练习任务: 请将文本节选中以“正常组小鼠在口服葡萄糖后”开头的段落改写成要点列表，并保留其主要事实。

小鼠组织相关蛋白的检测：ripa裂解液提取总蛋白，bca蛋白试剂盒确定蛋白浓度，取各组样品相等量蛋白质，进行sds-page胶分离蛋白。并将蛋白电转移至pvdf膜上。再用含0.5％脱脂奶粉的tbst封闭1h；加入稀释的一抗glut4、ppkc、β-actin抗体4℃过夜；洗膜后加辣根过氧化物酶标记的山羊抗兔或山羊抗鼠igg，室温轻摇1h，充分洗涤后加入ecl显色液，使用凝胶成像系统(aplegen,inc,usa)进行成像分析。

3.实验结果

数据以平均值±标准误(mean±sem)表示，组间显著性差异检验用t检验及相关分析。

3.1对ⅱ型糖尿病小鼠空腹血糖的影响

高脂饲养四周后，模型组糖尿病小鼠空腹血糖值明显高于正常组c57小鼠血糖，具有显著性差异(⁺⁺⁺p＜0.001)，而给药组与模型组的血糖水平无显著性差异。给药四周后，各给药组血糖水平均显著下降，与模型组相比，具有显著性差异(***p＜0.001)。由此可以看出，苦豆子黄酮部位具有降低ⅱ型糖尿病小鼠的血糖的功效。实验结果见图5，图5中，纵坐标为血糖水平，横坐标为时间，单位周。

3.2对ⅱ型糖尿病小鼠口服糖耐量的影响

正常组小鼠在口服葡萄糖后的30min血糖水平达到最大值，120min血糖已经基本恢复到给药前水平。模型组在口服葡萄糖30min后血糖值达到最大，此后虽然有所下降但一直保持在较高的水平。苦豆子黄酮部位低、高剂量治疗组口服葡萄糖后30min血糖值达到最高水平，30min后均有显著性的下降，120min后基本达到口服葡萄糖前水平。统计血糖曲线下面积(auc)，结果显示，苦豆子黄酮部位低、高剂量组与模型组相比均存在显著性的差异(***p＜0.001)。由此说明，苦豆子黄酮部位能够改善ⅱ型糖尿病小鼠的口服糖耐量。实验结果见图6，其中，图6中的a为灌胃2.0g/kg葡萄糖后，2h内小鼠血糖水平；图6中的b为血糖曲线下面积(auc)。

3.4对ⅱ型糖尿病小鼠血清胰岛素及胰岛素抵抗指数的影响

正常组小鼠胰岛素处于正常水平，模型组小鼠胰岛素水平比正常组明显高出很多，具有显著性差异(⁺⁺⁺p＜0.001)，说明糖尿病小鼠存在胰岛素抵抗。苦豆子黄酮部位治疗组胰岛素水平相比模型组明显降低，高剂量组存在显著性差异(**p＜0.01)。采用matthews等在1985年提出的稳态模型法用于评价胰岛素抵抗状态，抵抗指数(homa-ir)＝空腹血糖(mmol/l)×(miu/l)/22.5。与模型组小鼠比较,各给药组均可显著降低糖尿病小鼠胰岛素抵抗指数。这些结果说明，苦豆子黄酮部位治疗后，糖尿病小鼠胰岛素抵抗程度明显降低，苦豆子黄酮部位的降糖作用可能与改善胰岛素抵抗有关，实验结果见图7。

数据摘录:

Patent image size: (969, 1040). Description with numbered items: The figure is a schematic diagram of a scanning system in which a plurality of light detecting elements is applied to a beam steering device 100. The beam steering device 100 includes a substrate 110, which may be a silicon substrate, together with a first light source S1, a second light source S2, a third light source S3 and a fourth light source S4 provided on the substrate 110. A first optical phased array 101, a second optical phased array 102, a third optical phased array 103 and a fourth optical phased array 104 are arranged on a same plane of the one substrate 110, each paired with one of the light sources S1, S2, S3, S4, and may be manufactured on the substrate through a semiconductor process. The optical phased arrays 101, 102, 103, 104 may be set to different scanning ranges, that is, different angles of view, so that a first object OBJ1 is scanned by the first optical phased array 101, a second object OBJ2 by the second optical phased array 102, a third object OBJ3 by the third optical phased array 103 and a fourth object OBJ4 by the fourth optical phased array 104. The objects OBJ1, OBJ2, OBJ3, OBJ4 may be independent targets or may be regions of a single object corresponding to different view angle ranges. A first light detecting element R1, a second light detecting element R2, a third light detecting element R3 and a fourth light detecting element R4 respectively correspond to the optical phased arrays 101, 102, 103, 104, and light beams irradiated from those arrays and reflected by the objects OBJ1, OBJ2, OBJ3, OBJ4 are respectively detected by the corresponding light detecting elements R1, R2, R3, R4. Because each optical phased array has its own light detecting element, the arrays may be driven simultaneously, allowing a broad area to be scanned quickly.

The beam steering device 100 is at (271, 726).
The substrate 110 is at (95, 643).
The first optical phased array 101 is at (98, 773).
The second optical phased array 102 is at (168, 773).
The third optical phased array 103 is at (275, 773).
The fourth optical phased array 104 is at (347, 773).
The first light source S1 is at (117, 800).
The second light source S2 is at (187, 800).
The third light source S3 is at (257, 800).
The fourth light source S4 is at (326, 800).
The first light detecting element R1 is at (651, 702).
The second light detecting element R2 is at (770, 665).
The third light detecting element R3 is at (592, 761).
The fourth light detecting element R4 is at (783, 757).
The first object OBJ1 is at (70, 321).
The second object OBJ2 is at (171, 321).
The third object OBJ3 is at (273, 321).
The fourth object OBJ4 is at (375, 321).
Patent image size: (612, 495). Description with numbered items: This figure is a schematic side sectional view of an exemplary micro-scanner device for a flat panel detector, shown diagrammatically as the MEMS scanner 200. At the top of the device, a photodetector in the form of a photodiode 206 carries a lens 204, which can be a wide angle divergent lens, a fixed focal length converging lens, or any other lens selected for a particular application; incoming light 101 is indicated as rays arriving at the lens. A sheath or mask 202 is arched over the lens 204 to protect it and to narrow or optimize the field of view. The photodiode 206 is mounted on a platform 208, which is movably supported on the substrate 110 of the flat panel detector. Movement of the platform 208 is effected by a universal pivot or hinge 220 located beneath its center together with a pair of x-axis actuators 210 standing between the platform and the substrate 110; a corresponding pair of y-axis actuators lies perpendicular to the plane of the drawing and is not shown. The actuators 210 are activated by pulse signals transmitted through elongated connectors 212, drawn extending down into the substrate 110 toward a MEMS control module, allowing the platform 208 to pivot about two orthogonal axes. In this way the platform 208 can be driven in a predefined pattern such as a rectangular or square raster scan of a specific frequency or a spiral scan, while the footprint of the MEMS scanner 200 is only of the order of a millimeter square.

参考解答:
- 正常组：口服葡萄糖后30min血糖达到最高，120min时已基本恢复到给药前水平。
- 模型组：口服葡萄糖后30min血糖达到最高，此后有所下降，但一直维持在较高水平。
- 苦豆子黄酮部位低、高剂量治疗组：口服葡萄糖后30min血糖达到最高，之后均显著下降，120min后基本回到口服葡萄糖前的水平。
- 血糖曲线下面积(auc)：低、高剂量组与模型组相比均有显著性差异(***p＜0.001)。
- 结论：苦豆子黄酮部位能够改善ⅱ型糖尿病小鼠的口服糖耐量。
- 结果见图6：a为灌胃2.0g/kg葡萄糖后2h内的小鼠血糖水平，b为血糖曲线下面积(auc)。